▶ **YOUR TASK**
Retype the material that follows, keeping every word as it is.

▶ **Extracted records**

▬▬▬

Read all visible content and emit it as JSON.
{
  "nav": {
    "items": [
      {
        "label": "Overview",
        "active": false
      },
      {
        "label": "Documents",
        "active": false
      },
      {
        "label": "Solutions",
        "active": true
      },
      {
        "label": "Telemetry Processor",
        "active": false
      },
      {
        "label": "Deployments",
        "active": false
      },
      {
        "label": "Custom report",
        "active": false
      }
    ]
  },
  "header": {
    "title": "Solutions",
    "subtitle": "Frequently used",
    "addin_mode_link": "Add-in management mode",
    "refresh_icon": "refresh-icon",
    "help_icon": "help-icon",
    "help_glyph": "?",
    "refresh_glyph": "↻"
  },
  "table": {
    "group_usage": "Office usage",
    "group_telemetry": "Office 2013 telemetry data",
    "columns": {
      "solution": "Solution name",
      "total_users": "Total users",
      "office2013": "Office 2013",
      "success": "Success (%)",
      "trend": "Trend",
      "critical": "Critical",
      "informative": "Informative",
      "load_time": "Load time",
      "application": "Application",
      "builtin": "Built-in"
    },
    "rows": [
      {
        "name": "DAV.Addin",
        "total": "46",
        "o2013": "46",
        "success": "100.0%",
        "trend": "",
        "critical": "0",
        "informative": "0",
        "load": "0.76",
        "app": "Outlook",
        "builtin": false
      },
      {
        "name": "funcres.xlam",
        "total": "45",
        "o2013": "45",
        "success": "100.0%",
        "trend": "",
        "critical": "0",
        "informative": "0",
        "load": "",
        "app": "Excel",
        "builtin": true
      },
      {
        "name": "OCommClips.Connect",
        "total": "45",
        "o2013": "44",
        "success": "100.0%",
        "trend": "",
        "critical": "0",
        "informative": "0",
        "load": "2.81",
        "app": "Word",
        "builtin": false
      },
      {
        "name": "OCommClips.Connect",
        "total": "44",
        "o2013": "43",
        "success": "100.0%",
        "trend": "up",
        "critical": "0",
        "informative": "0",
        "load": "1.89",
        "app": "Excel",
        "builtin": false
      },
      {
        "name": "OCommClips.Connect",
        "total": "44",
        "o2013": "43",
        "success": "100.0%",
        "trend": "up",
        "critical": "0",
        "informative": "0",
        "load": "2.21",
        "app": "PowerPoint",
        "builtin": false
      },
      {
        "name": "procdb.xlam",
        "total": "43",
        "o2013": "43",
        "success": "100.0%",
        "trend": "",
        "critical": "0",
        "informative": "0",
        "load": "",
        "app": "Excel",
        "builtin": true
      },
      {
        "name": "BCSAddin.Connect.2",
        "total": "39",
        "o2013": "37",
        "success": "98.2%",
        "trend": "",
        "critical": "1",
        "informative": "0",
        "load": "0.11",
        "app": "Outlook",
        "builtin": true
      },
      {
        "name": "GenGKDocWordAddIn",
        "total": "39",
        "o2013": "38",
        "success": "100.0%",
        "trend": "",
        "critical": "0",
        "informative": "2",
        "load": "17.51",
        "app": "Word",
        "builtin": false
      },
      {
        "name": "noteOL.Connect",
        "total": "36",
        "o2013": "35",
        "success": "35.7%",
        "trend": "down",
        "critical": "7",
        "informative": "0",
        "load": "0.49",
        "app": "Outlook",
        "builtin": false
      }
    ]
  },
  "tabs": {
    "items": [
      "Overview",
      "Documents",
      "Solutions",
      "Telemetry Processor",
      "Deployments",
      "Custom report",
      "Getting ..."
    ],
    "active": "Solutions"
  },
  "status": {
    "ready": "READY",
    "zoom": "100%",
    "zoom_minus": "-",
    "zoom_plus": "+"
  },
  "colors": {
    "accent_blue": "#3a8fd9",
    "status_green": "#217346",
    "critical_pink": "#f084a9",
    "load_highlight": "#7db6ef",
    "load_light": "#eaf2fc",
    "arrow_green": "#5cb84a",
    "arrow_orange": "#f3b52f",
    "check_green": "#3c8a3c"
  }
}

▬▬▬

▶ **FULL RESPONSE**
Read all visible content and emit it as JSON.
{
  "nav": {
    "items": [
      {
        "label": "Overview",
        "active": false
      },
      {
        "label": "Documents",
        "active": false
      },
      {
        "label": "Solutions",
        "active": true
      },
      {
        "label": "Telemetry Processor",
        "active": false
      },
      {
        "label": "Deployments",
        "active": false
      },
      {
        "label": "Custom report",
        "active": false
      }
    ]
  },
  "header": {
    "title": "Solutions",
    "subtitle": "Frequently used",
    "addin_mode_link": "Add-in management mode",
    "refresh_icon": "refresh-icon",
    "help_icon": "help-icon",
    "help_glyph": "?",
    "refresh_glyph": "↻"
  },
  "table": {
    "group_usage": "Office usage",
    "group_telemetry": "Office 2013 telemetry data",
    "columns": {
      "solution": "Solution name",
      "total_users": "Total users",
      "office2013": "Office 2013",
      "success": "Success (%)",
      "trend": "Trend",
      "critical": "Critical",
      "informative": "Informative",
      "load_time": "Load time",
      "application": "Application",
      "builtin": "Built-in"
    },
    "rows": [
      {
        "name": "DAV.Addin",
        "total": "46",
        "o2013": "46",
        "success": "100.0%",
        "trend": "",
        "critical": "0",
        "informative": "0",
        "load": "0.76",
        "app": "Outlook",
        "builtin": false
      },
      {
        "name": "funcres.xlam",
        "total": "45",
        "o2013": "45",
        "success": "100.0%",
        "trend": "",
        "critical": "0",
        "informative": "0",
        "load": "",
        "app": "Excel",
        "builtin": true
      },
      {
        "name": "OCommClips.Connect",
        "total": "45",
        "o2013": "44",
        "success": "100.0%",
        "trend": "",
        "critical": "0",
        "informative": "0",
        "load": "2.81",
        "app": "Word",
        "builtin": false
      },
      {
        "name": "OCommClips.Connect",
        "total": "44",
        "o2013": "43",
        "success": "100.0%",
        "trend": "up",
        "critical": "0",
        "informative": "0",
        "load": "1.89",
        "app": "Excel",
        "builtin": false
      },
      {
        "name": "OCommClips.Connect",
        "total": "44",
        "o2013": "43",
        "success": "100.0%",
        "trend": "up",
        "critical": "0",
        "informative": "0",
        "load": "2.21",
        "app": "PowerPoint",
        "builtin": false
      },
      {
        "name": "procdb.xlam",
        "total": "43",
        "o2013": "43",
        "success": "100.0%",
        "trend": "",
        "critical": "0",
        "informative": "0",
        "load": "",
        "app": "Excel",
        "builtin": true
      },
      {
        "name": "BCSAddin.Connect.2",
        "total": "39",
        "o2013": "37",
        "success": "98.2%",
        "trend": "",
        "critical": "1",
        "informative": "0",
        "load": "0.11",
        "app": "Outlook",
        "builtin": true
      },
      {
        "name": "GenGKDocWordAddIn",
        "total": "39",
        "o2013": "38",
        "success": "100.0%",
        "trend": "",
        "critical": "0",
        "informative": "2",
        "load": "17.51",
        "app": "Word",
        "builtin": false
      },
      {
        "name": "noteOL.Connect",
        "total": "36",
        "o2013": "35",
        "success": "35.7%",
        "trend": "down",
        "critical": "7",
        "informative": "0",
        "load": "0.49",
        "app": "Outlook",
        "builtin": false
      }
    ]
  },
  "tabs": {
    "items": [
      "Overview",
      "Documents",
      "Solutions",
      "Telemetry Processor",
      "Deployments",
      "Custom report",
      "Getting ..."
    ],
    "active": "Solutions"
  },
  "status": {
    "ready": "READY",
    "zoom": "100%",
    "zoom_minus": "-",
    "zoom_plus": "+"
  },
  "colors": {
    "accent_blue": "#3a8fd9",
    "status_green": "#217346",
    "critical_pink": "#f084a9",
    "load_highlight": "#7db6ef",
    "load_light": "#eaf2fc",
    "arrow_green": "#5cb84a",
    "arrow_orange": "#f3b52f",
    "check_green": "#3c8a3c"
  }
}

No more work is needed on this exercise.